Work through the material below and count the lines holding the word "égales"; give that count and nothing more.

****

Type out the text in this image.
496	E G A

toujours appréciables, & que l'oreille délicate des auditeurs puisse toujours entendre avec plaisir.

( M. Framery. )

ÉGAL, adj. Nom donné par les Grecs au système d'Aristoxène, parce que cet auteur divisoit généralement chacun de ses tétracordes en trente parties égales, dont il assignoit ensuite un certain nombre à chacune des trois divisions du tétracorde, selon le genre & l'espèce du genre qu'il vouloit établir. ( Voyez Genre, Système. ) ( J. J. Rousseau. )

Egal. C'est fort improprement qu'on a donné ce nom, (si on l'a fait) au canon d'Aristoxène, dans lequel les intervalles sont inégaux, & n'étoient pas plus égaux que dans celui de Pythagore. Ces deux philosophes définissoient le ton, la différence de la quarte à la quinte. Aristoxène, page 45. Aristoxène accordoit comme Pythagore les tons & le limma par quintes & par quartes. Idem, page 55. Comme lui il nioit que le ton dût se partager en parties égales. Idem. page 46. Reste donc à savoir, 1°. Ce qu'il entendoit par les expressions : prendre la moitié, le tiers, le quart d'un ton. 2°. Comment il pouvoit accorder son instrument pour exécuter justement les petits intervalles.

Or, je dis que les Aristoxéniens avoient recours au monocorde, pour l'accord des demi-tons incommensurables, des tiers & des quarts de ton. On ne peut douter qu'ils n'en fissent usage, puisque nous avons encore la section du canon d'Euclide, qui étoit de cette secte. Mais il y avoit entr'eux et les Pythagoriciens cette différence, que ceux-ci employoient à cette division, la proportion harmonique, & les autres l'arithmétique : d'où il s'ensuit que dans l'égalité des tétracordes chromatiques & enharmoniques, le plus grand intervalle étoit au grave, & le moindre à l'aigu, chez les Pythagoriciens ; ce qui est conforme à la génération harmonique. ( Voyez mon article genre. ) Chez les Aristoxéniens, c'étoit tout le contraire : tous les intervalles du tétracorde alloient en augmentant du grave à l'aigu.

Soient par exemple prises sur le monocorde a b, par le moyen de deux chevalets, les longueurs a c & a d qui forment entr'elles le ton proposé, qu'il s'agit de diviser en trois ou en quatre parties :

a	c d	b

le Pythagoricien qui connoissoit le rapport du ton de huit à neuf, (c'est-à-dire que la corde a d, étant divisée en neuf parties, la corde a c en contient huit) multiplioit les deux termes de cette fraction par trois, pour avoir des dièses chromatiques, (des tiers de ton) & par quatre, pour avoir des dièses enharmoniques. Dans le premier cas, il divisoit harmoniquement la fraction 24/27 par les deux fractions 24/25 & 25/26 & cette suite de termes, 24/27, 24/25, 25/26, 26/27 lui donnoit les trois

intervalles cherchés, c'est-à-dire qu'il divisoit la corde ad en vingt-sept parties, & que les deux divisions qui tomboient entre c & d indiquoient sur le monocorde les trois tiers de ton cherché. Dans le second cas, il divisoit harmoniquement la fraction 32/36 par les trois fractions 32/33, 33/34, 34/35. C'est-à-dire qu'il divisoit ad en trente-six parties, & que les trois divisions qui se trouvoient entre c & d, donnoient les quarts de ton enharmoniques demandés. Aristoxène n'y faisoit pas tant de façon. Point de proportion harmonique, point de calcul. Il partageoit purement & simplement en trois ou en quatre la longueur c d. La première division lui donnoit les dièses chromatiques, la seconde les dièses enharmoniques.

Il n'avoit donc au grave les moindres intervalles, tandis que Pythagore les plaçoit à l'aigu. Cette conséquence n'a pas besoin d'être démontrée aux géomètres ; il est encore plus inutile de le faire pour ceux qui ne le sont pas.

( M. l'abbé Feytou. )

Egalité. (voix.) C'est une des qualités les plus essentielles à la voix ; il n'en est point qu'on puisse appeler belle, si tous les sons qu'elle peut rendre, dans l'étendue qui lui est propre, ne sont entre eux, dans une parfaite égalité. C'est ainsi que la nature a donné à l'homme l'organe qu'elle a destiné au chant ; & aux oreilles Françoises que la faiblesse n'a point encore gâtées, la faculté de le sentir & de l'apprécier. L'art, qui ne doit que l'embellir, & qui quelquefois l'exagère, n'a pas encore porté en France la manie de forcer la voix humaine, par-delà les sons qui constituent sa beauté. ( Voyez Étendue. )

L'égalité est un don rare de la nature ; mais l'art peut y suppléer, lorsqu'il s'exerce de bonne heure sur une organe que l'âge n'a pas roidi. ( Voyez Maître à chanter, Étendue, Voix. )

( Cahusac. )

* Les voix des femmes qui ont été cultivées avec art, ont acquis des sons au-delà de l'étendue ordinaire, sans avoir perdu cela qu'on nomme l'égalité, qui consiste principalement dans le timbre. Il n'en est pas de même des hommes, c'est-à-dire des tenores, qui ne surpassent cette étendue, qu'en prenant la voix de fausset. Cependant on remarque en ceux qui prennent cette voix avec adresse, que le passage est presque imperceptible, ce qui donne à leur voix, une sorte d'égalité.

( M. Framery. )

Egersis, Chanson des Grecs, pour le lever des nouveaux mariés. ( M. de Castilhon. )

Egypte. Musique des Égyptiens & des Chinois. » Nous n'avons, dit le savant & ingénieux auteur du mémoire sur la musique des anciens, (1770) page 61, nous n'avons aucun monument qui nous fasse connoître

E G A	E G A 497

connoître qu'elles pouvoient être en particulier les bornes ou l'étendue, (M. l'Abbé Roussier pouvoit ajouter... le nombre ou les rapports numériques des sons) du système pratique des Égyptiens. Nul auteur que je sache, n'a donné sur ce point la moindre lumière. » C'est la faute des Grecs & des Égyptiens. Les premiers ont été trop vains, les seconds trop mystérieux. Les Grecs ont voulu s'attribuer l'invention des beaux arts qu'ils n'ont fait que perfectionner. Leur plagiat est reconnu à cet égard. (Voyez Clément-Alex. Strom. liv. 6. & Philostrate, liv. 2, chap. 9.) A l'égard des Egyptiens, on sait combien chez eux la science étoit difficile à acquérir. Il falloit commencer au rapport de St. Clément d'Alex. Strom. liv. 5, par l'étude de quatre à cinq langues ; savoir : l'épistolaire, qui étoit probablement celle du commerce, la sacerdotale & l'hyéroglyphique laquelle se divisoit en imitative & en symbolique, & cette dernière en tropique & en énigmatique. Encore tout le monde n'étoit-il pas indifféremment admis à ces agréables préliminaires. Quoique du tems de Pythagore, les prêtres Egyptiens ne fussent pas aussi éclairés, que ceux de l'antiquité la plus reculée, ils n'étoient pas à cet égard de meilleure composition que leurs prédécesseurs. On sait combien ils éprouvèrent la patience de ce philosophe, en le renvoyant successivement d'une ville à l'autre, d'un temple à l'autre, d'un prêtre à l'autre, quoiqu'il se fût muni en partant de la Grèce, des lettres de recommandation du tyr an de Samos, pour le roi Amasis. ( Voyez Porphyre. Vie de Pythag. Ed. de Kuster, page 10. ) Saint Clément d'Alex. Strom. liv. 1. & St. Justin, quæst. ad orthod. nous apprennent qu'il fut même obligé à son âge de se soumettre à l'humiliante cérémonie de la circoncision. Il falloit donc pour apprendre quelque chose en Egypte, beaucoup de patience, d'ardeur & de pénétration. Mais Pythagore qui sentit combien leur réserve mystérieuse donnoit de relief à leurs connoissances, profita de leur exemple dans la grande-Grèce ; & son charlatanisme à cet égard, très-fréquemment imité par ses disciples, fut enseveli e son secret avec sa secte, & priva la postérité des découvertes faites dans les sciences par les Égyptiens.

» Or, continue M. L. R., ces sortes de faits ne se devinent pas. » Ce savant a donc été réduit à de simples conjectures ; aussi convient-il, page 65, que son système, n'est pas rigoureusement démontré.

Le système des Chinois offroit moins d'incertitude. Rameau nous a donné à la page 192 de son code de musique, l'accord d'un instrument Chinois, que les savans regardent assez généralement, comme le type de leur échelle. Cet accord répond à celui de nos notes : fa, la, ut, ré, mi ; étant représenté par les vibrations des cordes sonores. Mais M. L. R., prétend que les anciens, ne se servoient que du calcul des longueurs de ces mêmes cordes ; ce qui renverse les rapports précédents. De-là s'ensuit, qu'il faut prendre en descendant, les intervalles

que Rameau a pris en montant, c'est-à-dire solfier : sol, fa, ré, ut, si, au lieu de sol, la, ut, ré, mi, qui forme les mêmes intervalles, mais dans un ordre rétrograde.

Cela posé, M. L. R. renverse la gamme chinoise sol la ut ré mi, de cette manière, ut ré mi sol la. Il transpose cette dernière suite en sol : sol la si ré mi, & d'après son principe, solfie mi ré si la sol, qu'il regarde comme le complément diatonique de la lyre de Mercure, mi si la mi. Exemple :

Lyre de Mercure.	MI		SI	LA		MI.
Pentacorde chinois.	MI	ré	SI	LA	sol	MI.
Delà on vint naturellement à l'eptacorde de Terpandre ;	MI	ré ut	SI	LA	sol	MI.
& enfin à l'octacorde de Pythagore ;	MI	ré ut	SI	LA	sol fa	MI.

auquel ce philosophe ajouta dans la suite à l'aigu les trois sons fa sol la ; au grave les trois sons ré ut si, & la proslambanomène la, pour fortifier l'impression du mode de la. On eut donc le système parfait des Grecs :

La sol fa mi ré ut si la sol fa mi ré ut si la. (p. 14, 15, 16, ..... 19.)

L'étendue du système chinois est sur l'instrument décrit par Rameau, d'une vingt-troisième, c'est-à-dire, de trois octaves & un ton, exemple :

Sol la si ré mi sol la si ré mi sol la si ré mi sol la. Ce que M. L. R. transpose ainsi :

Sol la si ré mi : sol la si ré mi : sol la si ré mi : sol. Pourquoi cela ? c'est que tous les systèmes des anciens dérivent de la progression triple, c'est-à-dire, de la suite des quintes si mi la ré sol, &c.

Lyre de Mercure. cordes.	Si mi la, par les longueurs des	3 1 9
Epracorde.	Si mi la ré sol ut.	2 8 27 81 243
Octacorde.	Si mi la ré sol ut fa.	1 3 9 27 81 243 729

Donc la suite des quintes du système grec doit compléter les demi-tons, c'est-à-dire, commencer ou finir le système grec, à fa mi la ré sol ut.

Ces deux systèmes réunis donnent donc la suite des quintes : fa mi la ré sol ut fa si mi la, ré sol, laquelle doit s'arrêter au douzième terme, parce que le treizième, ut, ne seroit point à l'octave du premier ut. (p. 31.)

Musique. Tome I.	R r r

****

» **Answer for this exercise**:
2